Given exercise> Reproduce the listing below in full and without alteration, apart from its pictures.

Data shown>
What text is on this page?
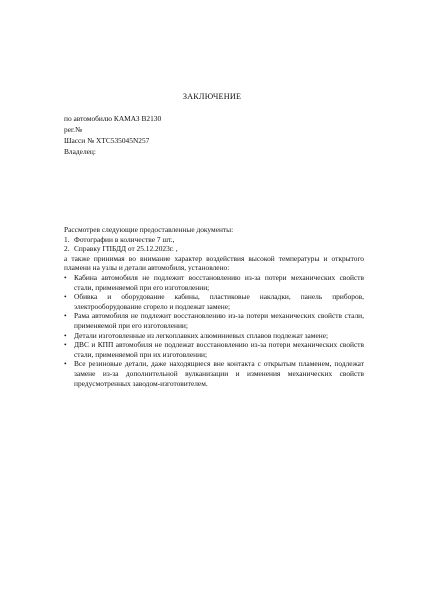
ЗАКЛЮЧЕНИЕ
по автомобилю КАМАЗ В2130
рег.№
Шасси № XTC535045N257
Владелец:

Рассмотрев следующие предоставленные документы:

1. Фотографии в количестве 7 шт.,
2. Справку ГПБДД от 25.12.2023г. ,

а также принимая во внимание характер воздействия высокой температуры и открытого пламени на узлы и детали автомобиля, установлено:

•	Кабина автомобиля не подлежит восстановлению из-за потери механических свойств стали, применяемой при его изготовлении;
•	Обивка и оборудование кабины, пластиковые накладки, панель приборов, электрооборудование сгорело и подлежат замене;
•	Рама автомобиля не подлежит восстановлению из-за потери механических свойств стали, применяемой при его изготовлении;
•	Детали изготовленные из легкоплавких алюминиевых сплавов подлежат замене;
•	ДВС и КПП автомобиля не подлежат восстановлению из-за потери механических свойств стали, применяемой при их изготовлении;
•	Все резиновые детали, даже находящиеся вне контакта с открытым пламенем, подлежат замене из-за дополнительной вулканизации и изменения механических свойств предусмотренных заводом-изготовителем.
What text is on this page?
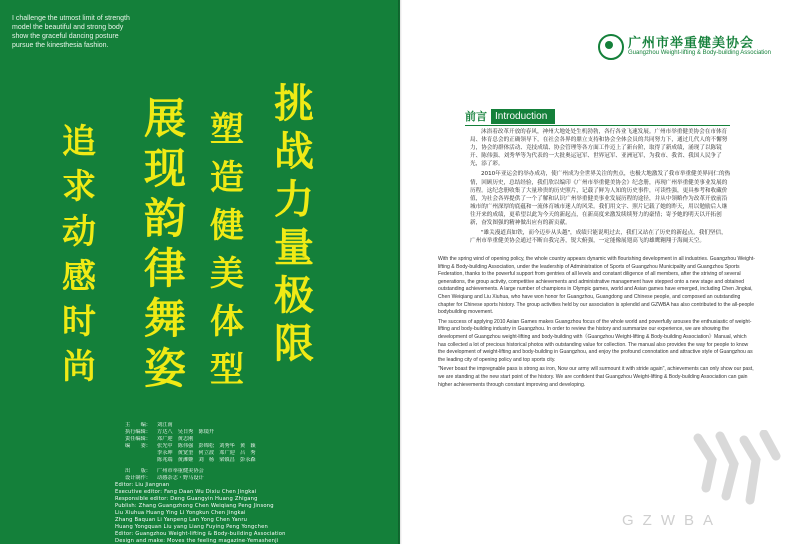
I challenge the utmost limit of strength
model the beautiful and strong body
show the graceful dancing posture
pursue the kinesthesia fashion.
挑
战
力
量
极
限
塑
造
健
美
体
型
展
现
韵
律
舞
姿
追
求
动
感
时
尚
主　　编： 刘江南
执行编辑： 方达八　吴日秀　陈镜开
责任编辑： 邓广迎　黄志刚
编　　委： 张光中　陈伟强　彭锦松　刘秀华　黄　颖
李永坤　黄宽奎　何立波　邓广迎　吕　秀
陈兆端　黄滩姬　刘　杨　梁镇昌　彭永森
出　　版： 广州市举重健美协会
设计制作： 动感杂志・野马设计
Editor: Liu Jiangnan
Executive editor: Fang Daan Wu Dixiu Chen Jingkai
Responsible editor: Deng Guangyin Huang Zhigang
Publish: Zhang Guangzhong Chen Weiqiang Peng Jinsong
Liu Xiuhua Huang Ying Li Yongkun Chen Jingkai
Zhang Baquan Li Yanpeng Lan Yong Chen Yanru
Huang Yongquan Liu yang Liang Fuying Peng Yongchen
Editor: Guangzhou Weight-lifting & Body-building Association
Design and make: Moves the feeling magazine·Yemashenji
广州市举重健美协会
Guangzhou Weight-lifting & Body-building Association
前言 Introduction

沐浴着改革开放的春风，神州大地处处生机勃勃，各行各业飞速发展。广州市举重健美协会在市体育局、体育总会的正确领导下，在社会各界的鼎立支持和协会全体会员的共同努力下，通过几代人的不懈努力，协会的群体活动、竞技成绩、协会管理等各方面工作迈上了新台阶，取得了新成绩，涌现了以陈镜开、陈伟强、刘秀华等为代表的一大批奥运冠军、世界冠军、亚洲冠军，为我市、我省、我国人民争了光，添了彩。

2010年亚运会的举办成功，使广州成为全世界关注的焦点，也极大地激发了我市举重健美界同仁的热情，回顾历史，总结经验，我们欣以编印《广州市举重健美协会》纪念册，再现广州举重健美事业发展的历程。这纪念册收集了大量珍贵的历史照片，记载了鲜为人知的历史事件，可读性强，更具参考和收藏价值，为社会各界提供了一个了解和认识广州举重健美事业发展历程的途径，并从中领略作为改革开放前沿城市的广州深厚的底蕴和一流体育城市迷人的风采。我们用文字、照片记载了她的昨天，用以勉励后人继往开来的成绩，更希望以此为今天的新起点，在新高度来激发续续努力的豪情；寄予她的明天以开拓创新，奋发图强的精神做出应有的新贡献。

"雄关漫道真如铁，而今迈步从头越"，成绩只能说明过去，我们又站在了历史的新起点，我们坚信，广州市举重健美协会通过不断自我完善，锐大俯强，一定能像展翅高飞的雄鹰翱翔于海阔天空。

With the spring wind of opening policy, the whole country appears dynamic with flourishing development in all industries. Guangzhou Weight-lifting & Body-building Association, under the leadership of Administration of Sports of Guangzhou Municipality and Guangzhou Sports Federation, thanks to the powerful support from gentries of all levels and constant diligence of all members, after the striving of several generations, the group activity, competitive achievements and administrative management have stepped onto a new stage and obtained outstanding achievements. A large number of champions in Olympic games, world and Asian games have emerged, including Chen Jingkai, Chen Weiqiang and Liu Xiuhua, who have won honor for Guangzhou, Guangdong and Chinese people, and composed an outstanding chapter for Chinese sports history. The group activities held by our association is splendid and GZWBA has also contributed to the all-people bodybuilding movement.

The success of applying 2010 Asian Games makes Guangzhou focus of the whole world and powerfully arouses the enthusiastic of weight-lifting and body-building industry in Guangzhou. In order to review the history and summarize our experience, we are showing the development of Guangzhou weight-lifting and body-building with《Guangzhou Weight-lifting & Body-building Association》Manual, which has collected a lot of precious historical photos with outstanding value for collection. The manual also provides the way for people to know the development of weight-lifting and body-building in Guangzhou, and enjoy the profound connotation and attractive style of Guangzhou as the leading city of opening policy and top sports city.

"Never boast the impregnable pass is strong as iron, Now our army will surmount it with stride again", achievements can only show our past, we are standing at the new start point of the history. We are confident that Guangzhou Weight-lifting & Body-building Association can gain higher achievements through constant improving and developing.

GZWBA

Right answer>
What text is on this page?
ЗАКЛЮЧЕНИЕ
по автомобилю КАМАЗ В2130
рег.№
Шасси № XTC535045N257
Владелец:

Рассмотрев следующие предоставленные документы:

1. Фотографии в количестве 7 шт.,
2. Справку ГПБДД от 25.12.2023г. ,

а также принимая во внимание характер воздействия высокой температуры и открытого пламени на узлы и детали автомобиля, установлено:

•	Кабина автомобиля не подлежит восстановлению из-за потери механических свойств стали, применяемой при его изготовлении;
•	Обивка и оборудование кабины, пластиковые накладки, панель приборов, электрооборудование сгорело и подлежат замене;
•	Рама автомобиля не подлежит восстановлению из-за потери механических свойств стали, применяемой при его изготовлении;
•	Детали изготовленные из легкоплавких алюминиевых сплавов подлежат замене;
•	ДВС и КПП автомобиля не подлежат восстановлению из-за потери механических свойств стали, применяемой при их изготовлении;
•	Все резиновые детали, даже находящиеся вне контакта с открытым пламенем, подлежат замене из-за дополнительной вулканизации и изменения механических свойств предусмотренных заводом-изготовителем.
What text is on this page?
I challenge the utmost limit of strength
model the beautiful and strong body
show the graceful dancing posture
pursue the kinesthesia fashion.
挑
战
力
量
极
限
塑
造
健
美
体
型
展
现
韵
律
舞
姿
追
求
动
感
时
尚
主　　编： 刘江南
执行编辑： 方达八　吴日秀　陈镜开
责任编辑： 邓广迎　黄志刚
编　　委： 张光中　陈伟强　彭锦松　刘秀华　黄　颖
李永坤　黄宽奎　何立波　邓广迎　吕　秀
陈兆端　黄滩姬　刘　杨　梁镇昌　彭永森
出　　版： 广州市举重健美协会
设计制作： 动感杂志・野马设计
Editor: Liu Jiangnan
Executive editor: Fang Daan Wu Dixiu Chen Jingkai
Responsible editor: Deng Guangyin Huang Zhigang
Publish: Zhang Guangzhong Chen Weiqiang Peng Jinsong
Liu Xiuhua Huang Ying Li Yongkun Chen Jingkai
Zhang Baquan Li Yanpeng Lan Yong Chen Yanru
Huang Yongquan Liu yang Liang Fuying Peng Yongchen
Editor: Guangzhou Weight-lifting & Body-building Association
Design and make: Moves the feeling magazine·Yemashenji
广州市举重健美协会
Guangzhou Weight-lifting & Body-building Association
前言 Introduction

沐浴着改革开放的春风，神州大地处处生机勃勃，各行各业飞速发展。广州市举重健美协会在市体育局、体育总会的正确领导下，在社会各界的鼎立支持和协会全体会员的共同努力下，通过几代人的不懈努力，协会的群体活动、竞技成绩、协会管理等各方面工作迈上了新台阶，取得了新成绩，涌现了以陈镜开、陈伟强、刘秀华等为代表的一大批奥运冠军、世界冠军、亚洲冠军，为我市、我省、我国人民争了光，添了彩。

2010年亚运会的举办成功，使广州成为全世界关注的焦点，也极大地激发了我市举重健美界同仁的热情，回顾历史，总结经验，我们欣以编印《广州市举重健美协会》纪念册，再现广州举重健美事业发展的历程。这纪念册收集了大量珍贵的历史照片，记载了鲜为人知的历史事件，可读性强，更具参考和收藏价值，为社会各界提供了一个了解和认识广州举重健美事业发展历程的途径，并从中领略作为改革开放前沿城市的广州深厚的底蕴和一流体育城市迷人的风采。我们用文字、照片记载了她的昨天，用以勉励后人继往开来的成绩，更希望以此为今天的新起点，在新高度来激发续续努力的豪情；寄予她的明天以开拓创新，奋发图强的精神做出应有的新贡献。

"雄关漫道真如铁，而今迈步从头越"，成绩只能说明过去，我们又站在了历史的新起点，我们坚信，广州市举重健美协会通过不断自我完善，锐大俯强，一定能像展翅高飞的雄鹰翱翔于海阔天空。

With the spring wind of opening policy, the whole country appears dynamic with flourishing development in all industries. Guangzhou Weight-lifting & Body-building Association, under the leadership of Administration of Sports of Guangzhou Municipality and Guangzhou Sports Federation, thanks to the powerful support from gentries of all levels and constant diligence of all members, after the striving of several generations, the group activity, competitive achievements and administrative management have stepped onto a new stage and obtained outstanding achievements. A large number of champions in Olympic games, world and Asian games have emerged, including Chen Jingkai, Chen Weiqiang and Liu Xiuhua, who have won honor for Guangzhou, Guangdong and Chinese people, and composed an outstanding chapter for Chinese sports history. The group activities held by our association is splendid and GZWBA has also contributed to the all-people bodybuilding movement.

The success of applying 2010 Asian Games makes Guangzhou focus of the whole world and powerfully arouses the enthusiastic of weight-lifting and body-building industry in Guangzhou. In order to review the history and summarize our experience, we are showing the development of Guangzhou weight-lifting and body-building with《Guangzhou Weight-lifting & Body-building Association》Manual, which has collected a lot of precious historical photos with outstanding value for collection. The manual also provides the way for people to know the development of weight-lifting and body-building in Guangzhou, and enjoy the profound connotation and attractive style of Guangzhou as the leading city of opening policy and top sports city.

"Never boast the impregnable pass is strong as iron, Now our army will surmount it with stride again", achievements can only show our past, we are standing at the new start point of the history. We are confident that Guangzhou Weight-lifting & Body-building Association can gain higher achievements through constant improving and developing.

GZWBA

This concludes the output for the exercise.